## RECORDS PROVIDED
## Begin

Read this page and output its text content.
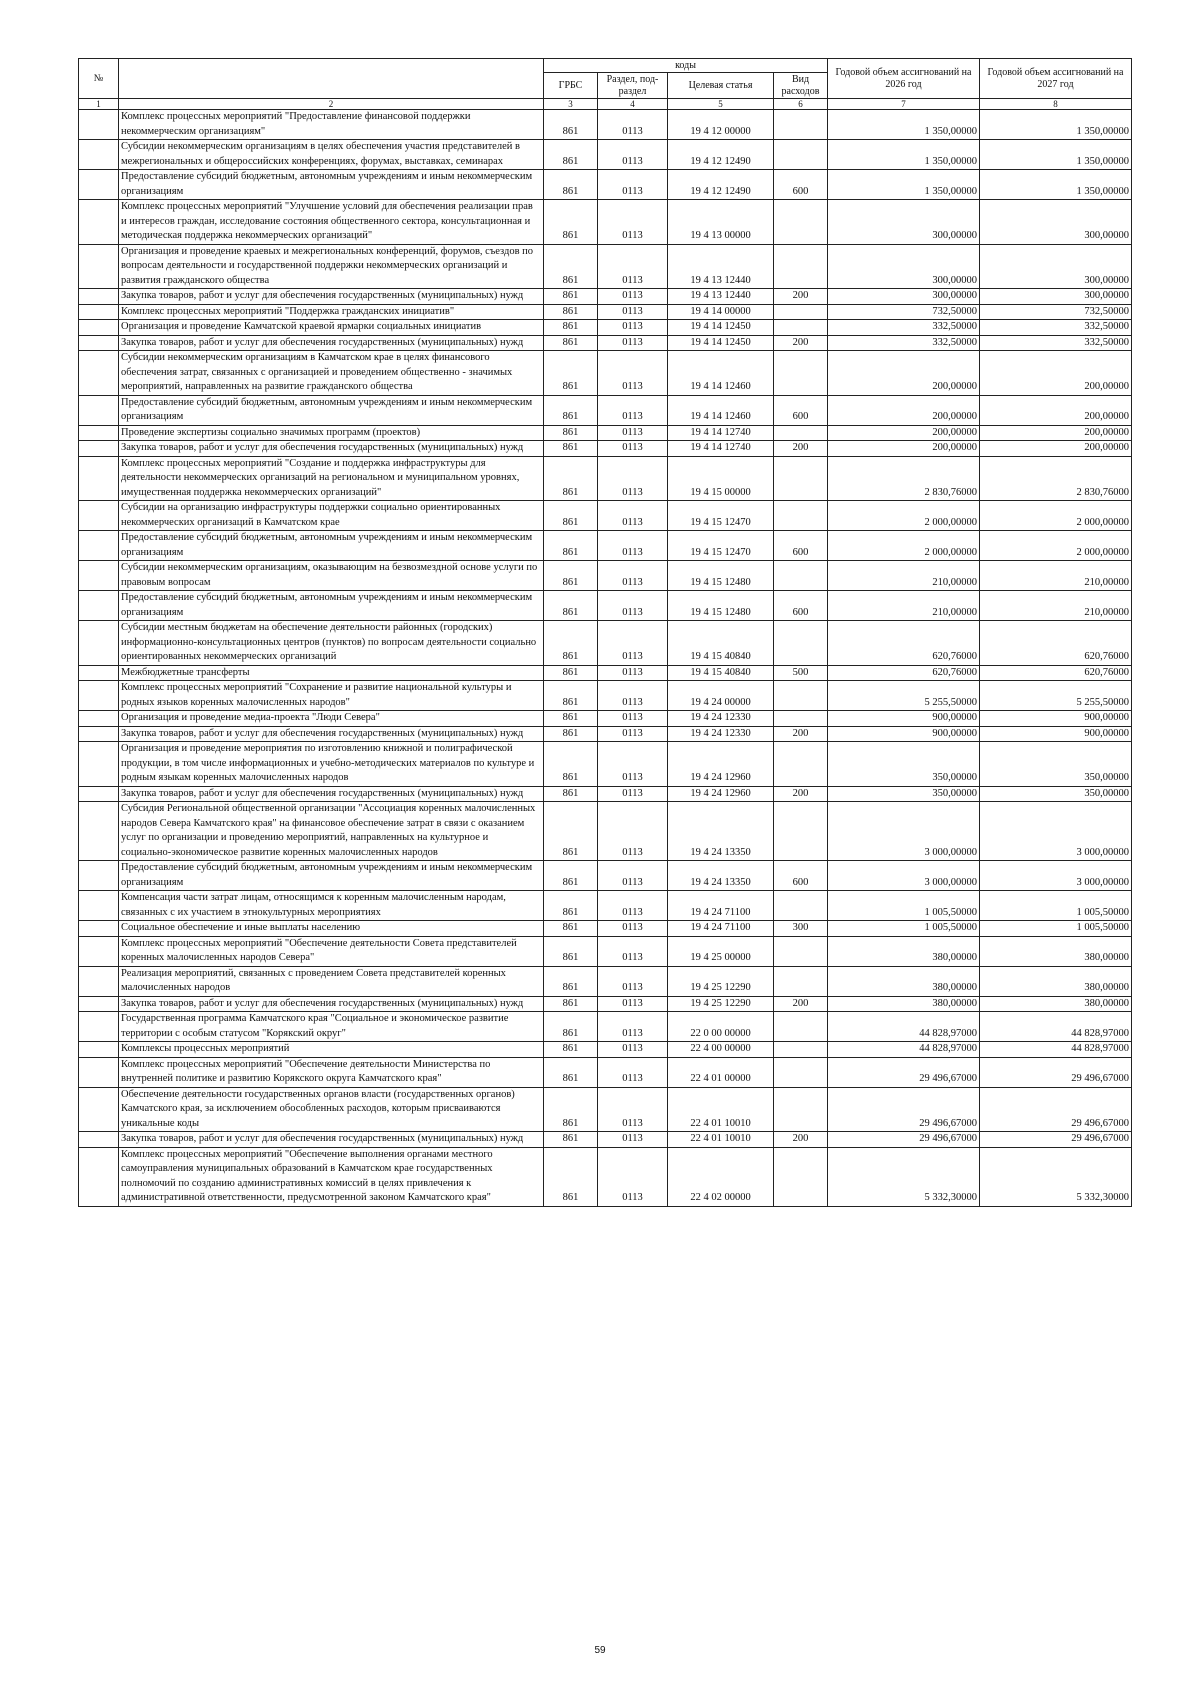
№		коды				Годовой объем ассигнований на 2026 год	Годовой объем ассигнований на 2027 год
		ГРБС	Раздел, под-раздел	Целевая статья	Вид расходов		
1	2	3	4	5	6	7	8
	Комплекс процессных мероприятий "Предоставление финансовой поддержки некоммерческим организациям"	861	0113	19 4 12 00000		1 350,00000	1 350,00000
	Субсидии некоммерческим организациям в целях обеспечения участия представителей в межрегиональных и общероссийских конференциях, форумах, выставках, семинарах	861	0113	19 4 12 12490		1 350,00000	1 350,00000
	Предоставление субсидий бюджетным, автономным учреждениям и иным некоммерческим организациям	861	0113	19 4 12 12490	600	1 350,00000	1 350,00000
	Комплекс процессных мероприятий "Улучшение условий для обеспечения реализации прав и интересов граждан, исследование состояния общественного сектора, консультационная и методическая поддержка некоммерческих организаций"	861	0113	19 4 13 00000		300,00000	300,00000
	Организация и проведение краевых и межрегиональных конференций, форумов, съездов по вопросам деятельности и государственной поддержки некоммерческих организаций и развития гражданского общества	861	0113	19 4 13 12440		300,00000	300,00000
	Закупка товаров, работ и услуг для обеспечения государственных (муниципальных) нужд	861	0113	19 4 13 12440	200	300,00000	300,00000
	Комплекс процессных мероприятий "Поддержка гражданских инициатив"	861	0113	19 4 14 00000		732,50000	732,50000
	Организация и проведение Камчатской краевой ярмарки социальных инициатив	861	0113	19 4 14 12450		332,50000	332,50000
	Закупка товаров, работ и услуг для обеспечения государственных (муниципальных) нужд	861	0113	19 4 14 12450	200	332,50000	332,50000
	Субсидии некоммерческим организациям в Камчатском крае в целях финансового обеспечения затрат, связанных с организацией и проведением общественно - значимых мероприятий, направленных на развитие гражданского общества	861	0113	19 4 14 12460		200,00000	200,00000
	Предоставление субсидий бюджетным, автономным учреждениям и иным некоммерческим организациям	861	0113	19 4 14 12460	600	200,00000	200,00000
	Проведение экспертизы социально значимых программ (проектов)	861	0113	19 4 14 12740		200,00000	200,00000
	Закупка товаров, работ и услуг для обеспечения государственных (муниципальных) нужд	861	0113	19 4 14 12740	200	200,00000	200,00000
	Комплекс процессных мероприятий "Создание и поддержка инфраструктуры для деятельности некоммерческих организаций на региональном и муниципальном уровнях, имущественная поддержка некоммерческих организаций"	861	0113	19 4 15 00000		2 830,76000	2 830,76000
	Субсидии на организацию инфраструктуры поддержки социально ориентированных некоммерческих организаций в Камчатском крае	861	0113	19 4 15 12470		2 000,00000	2 000,00000
	Предоставление субсидий бюджетным, автономным учреждениям и иным некоммерческим организациям	861	0113	19 4 15 12470	600	2 000,00000	2 000,00000
	Субсидии некоммерческим организациям, оказывающим на безвозмездной основе услуги по правовым вопросам	861	0113	19 4 15 12480		210,00000	210,00000
	Предоставление субсидий бюджетным, автономным учреждениям и иным некоммерческим организациям	861	0113	19 4 15 12480	600	210,00000	210,00000
	Субсидии местным бюджетам на обеспечение деятельности районных (городских) информационно-консультационных центров (пунктов) по вопросам деятельности социально ориентированных некоммерческих организаций	861	0113	19 4 15 40840		620,76000	620,76000
	Межбюджетные трансферты	861	0113	19 4 15 40840	500	620,76000	620,76000
	Комплекс процессных мероприятий "Сохранение и развитие национальной культуры и родных языков коренных малочисленных народов"	861	0113	19 4 24 00000		5 255,50000	5 255,50000
	Организация и проведение медиа-проекта "Люди Севера"	861	0113	19 4 24 12330		900,00000	900,00000
	Закупка товаров, работ и услуг для обеспечения государственных (муниципальных) нужд	861	0113	19 4 24 12330	200	900,00000	900,00000
	Организация и проведение мероприятия по изготовлению книжной и полиграфической продукции, в том числе информационных и учебно-методических материалов по культуре и родным языкам коренных малочисленных народов	861	0113	19 4 24 12960		350,00000	350,00000
	Закупка товаров, работ и услуг для обеспечения государственных (муниципальных) нужд	861	0113	19 4 24 12960	200	350,00000	350,00000
	Субсидия Региональной общественной организации "Ассоциация коренных малочисленных народов Севера Камчатского края" на финансовое обеспечение затрат в связи с оказанием услуг по организации и проведению мероприятий, направленных на культурное и социально-экономическое развитие коренных малочисленных народов	861	0113	19 4 24 13350		3 000,00000	3 000,00000
	Предоставление субсидий бюджетным, автономным учреждениям и иным некоммерческим организациям	861	0113	19 4 24 13350	600	3 000,00000	3 000,00000
	Компенсация части затрат лицам, относящимся к коренным малочисленным народам, связанных с их участием в этнокультурных мероприятиях	861	0113	19 4 24 71100		1 005,50000	1 005,50000
	Социальное обеспечение и иные выплаты населению	861	0113	19 4 24 71100	300	1 005,50000	1 005,50000
	Комплекс процессных мероприятий "Обеспечение деятельности Совета представителей коренных малочисленных народов Севера"	861	0113	19 4 25 00000		380,00000	380,00000
	Реализация мероприятий, связанных с проведением Совета представителей коренных малочисленных народов	861	0113	19 4 25 12290		380,00000	380,00000
	Закупка товаров, работ и услуг для обеспечения государственных (муниципальных) нужд	861	0113	19 4 25 12290	200	380,00000	380,00000
	Государственная программа Камчатского края "Социальное и экономическое развитие территории с особым статусом "Корякский округ"	861	0113	22 0 00 00000		44 828,97000	44 828,97000
	Комплексы процессных мероприятий	861	0113	22 4 00 00000		44 828,97000	44 828,97000
	Комплекс процессных мероприятий "Обеспечение деятельности Министерства по внутренней политике и развитию Корякского округа Камчатского края"	861	0113	22 4 01 00000		29 496,67000	29 496,67000
	Обеспечение деятельности государственных органов власти (государственных органов) Камчатского края, за исключением обособленных расходов, которым присваиваются уникальные коды	861	0113	22 4 01 10010		29 496,67000	29 496,67000
	Закупка товаров, работ и услуг для обеспечения государственных (муниципальных) нужд	861	0113	22 4 01 10010	200	29 496,67000	29 496,67000
	Комплекс процессных мероприятий "Обеспечение выполнения органами местного самоуправления муниципальных образований в Камчатском крае государственных полномочий по созданию административных комиссий в целях привлечения к административной ответственности, предусмотренной законом Камчатского края"	861	0113	22 4 02 00000		5 332,30000	5 332,30000
59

## End

## REQUIRED TASK
Among the lines of the data, identify those with the word "организациям". Copy each of them.

## PROBLEM SOLUTION
	Комплекс процессных мероприятий "Предоставление финансовой поддержки некоммерческим организациям"	861	0113	19 4 12 00000		1 350,00000	1 350,00000
	Субсидии некоммерческим организациям в целях обеспечения участия представителей в межрегиональных и общероссийских конференциях, форумах, выставках, семинарах	861	0113	19 4 12 12490		1 350,00000	1 350,00000
	Предоставление субсидий бюджетным, автономным учреждениям и иным некоммерческим организациям	861	0113	19 4 12 12490	600	1 350,00000	1 350,00000
	Субсидии некоммерческим организациям в Камчатском крае в целях финансового обеспечения затрат, связанных с организацией и проведением общественно - значимых мероприятий, направленных на развитие гражданского общества	861	0113	19 4 14 12460		200,00000	200,00000
	Предоставление субсидий бюджетным, автономным учреждениям и иным некоммерческим организациям	861	0113	19 4 14 12460	600	200,00000	200,00000
	Предоставление субсидий бюджетным, автономным учреждениям и иным некоммерческим организациям	861	0113	19 4 15 12470	600	2 000,00000	2 000,00000
	Субсидии некоммерческим организациям, оказывающим на безвозмездной основе услуги по правовым вопросам	861	0113	19 4 15 12480		210,00000	210,00000
	Предоставление субсидий бюджетным, автономным учреждениям и иным некоммерческим организациям	861	0113	19 4 15 12480	600	210,00000	210,00000
	Предоставление субсидий бюджетным, автономным учреждениям и иным некоммерческим организациям	861	0113	19 4 24 13350	600	3 000,00000	3 000,00000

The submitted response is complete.